Copy every line that contains the string "SUMMARY" from the entries below.
::: Given data
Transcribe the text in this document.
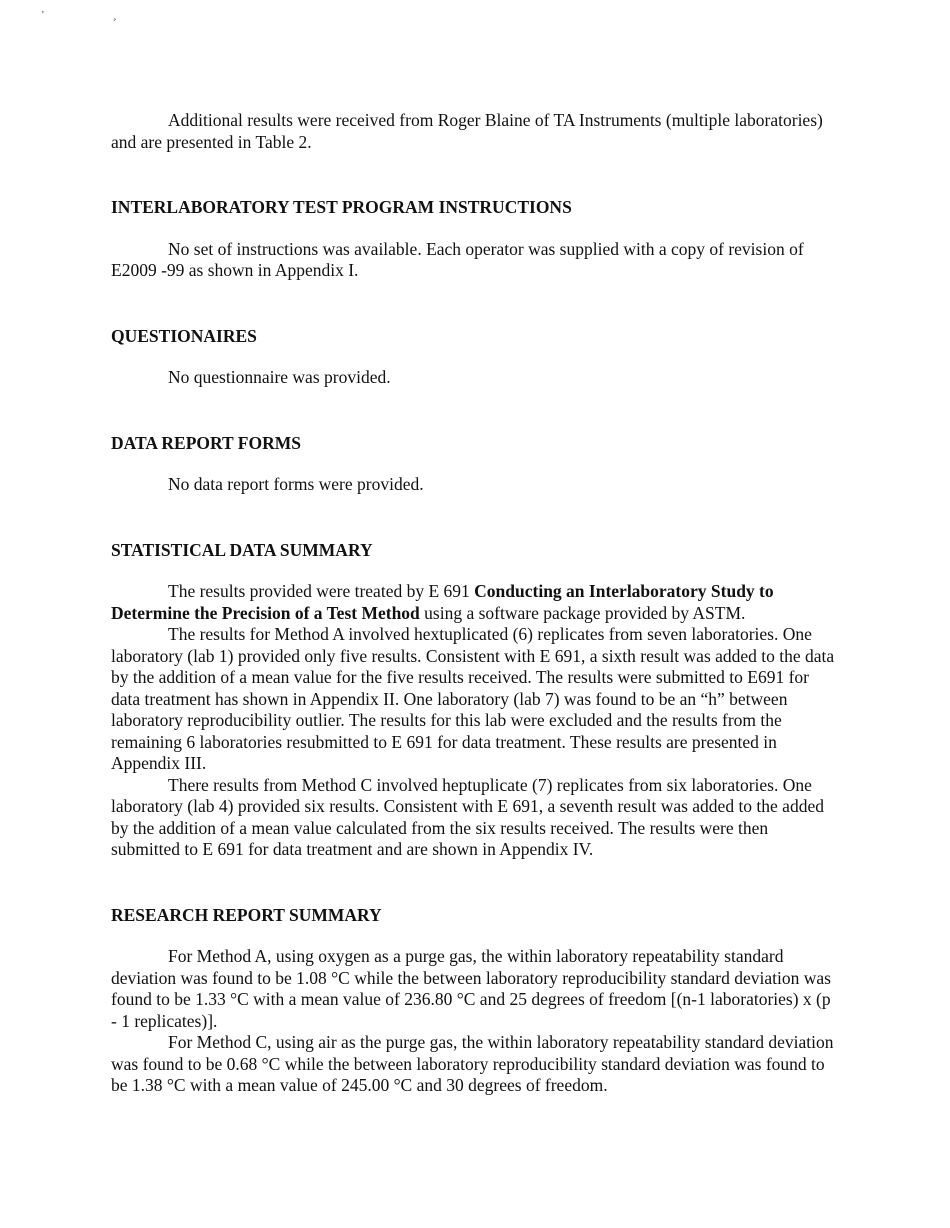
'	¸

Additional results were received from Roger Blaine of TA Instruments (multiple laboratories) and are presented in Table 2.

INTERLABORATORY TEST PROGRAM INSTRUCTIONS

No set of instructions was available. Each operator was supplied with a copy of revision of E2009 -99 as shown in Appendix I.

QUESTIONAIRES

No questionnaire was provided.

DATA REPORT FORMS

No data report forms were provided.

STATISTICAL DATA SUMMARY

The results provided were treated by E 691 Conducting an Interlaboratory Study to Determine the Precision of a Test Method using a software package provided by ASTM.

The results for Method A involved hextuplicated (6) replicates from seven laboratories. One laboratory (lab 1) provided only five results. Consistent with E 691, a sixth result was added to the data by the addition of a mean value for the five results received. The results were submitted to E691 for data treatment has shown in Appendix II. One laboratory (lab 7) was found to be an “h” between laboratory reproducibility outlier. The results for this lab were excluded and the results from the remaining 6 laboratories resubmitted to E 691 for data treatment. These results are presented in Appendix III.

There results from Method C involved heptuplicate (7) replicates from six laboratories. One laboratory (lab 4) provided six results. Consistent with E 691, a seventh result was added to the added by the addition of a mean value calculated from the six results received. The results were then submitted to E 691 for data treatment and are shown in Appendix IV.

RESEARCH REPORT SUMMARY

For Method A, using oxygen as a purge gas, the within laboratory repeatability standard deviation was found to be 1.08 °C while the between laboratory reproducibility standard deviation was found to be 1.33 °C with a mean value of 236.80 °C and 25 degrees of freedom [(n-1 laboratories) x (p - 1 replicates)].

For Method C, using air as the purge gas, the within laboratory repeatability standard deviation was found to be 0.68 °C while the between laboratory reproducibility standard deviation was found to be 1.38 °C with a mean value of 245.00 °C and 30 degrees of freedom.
::::::
::: Given data
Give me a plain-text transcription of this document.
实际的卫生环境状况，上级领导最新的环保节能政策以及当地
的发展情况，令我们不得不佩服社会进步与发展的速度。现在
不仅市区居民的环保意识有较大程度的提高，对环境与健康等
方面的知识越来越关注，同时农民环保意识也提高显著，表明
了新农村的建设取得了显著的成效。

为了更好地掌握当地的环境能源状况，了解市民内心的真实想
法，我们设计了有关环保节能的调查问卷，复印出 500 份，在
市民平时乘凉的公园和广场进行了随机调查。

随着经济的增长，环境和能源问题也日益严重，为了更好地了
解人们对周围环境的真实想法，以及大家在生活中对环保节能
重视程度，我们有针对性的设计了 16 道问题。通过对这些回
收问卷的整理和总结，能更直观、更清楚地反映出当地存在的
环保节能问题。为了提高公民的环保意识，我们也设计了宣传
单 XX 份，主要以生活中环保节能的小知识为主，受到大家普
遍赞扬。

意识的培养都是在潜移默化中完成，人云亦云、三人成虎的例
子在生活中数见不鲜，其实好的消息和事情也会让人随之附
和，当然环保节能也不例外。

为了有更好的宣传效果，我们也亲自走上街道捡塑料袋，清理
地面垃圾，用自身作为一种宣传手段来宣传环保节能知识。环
::::::
◆ Result below ◆
STATISTICAL DATA SUMMARY
RESEARCH REPORT SUMMARY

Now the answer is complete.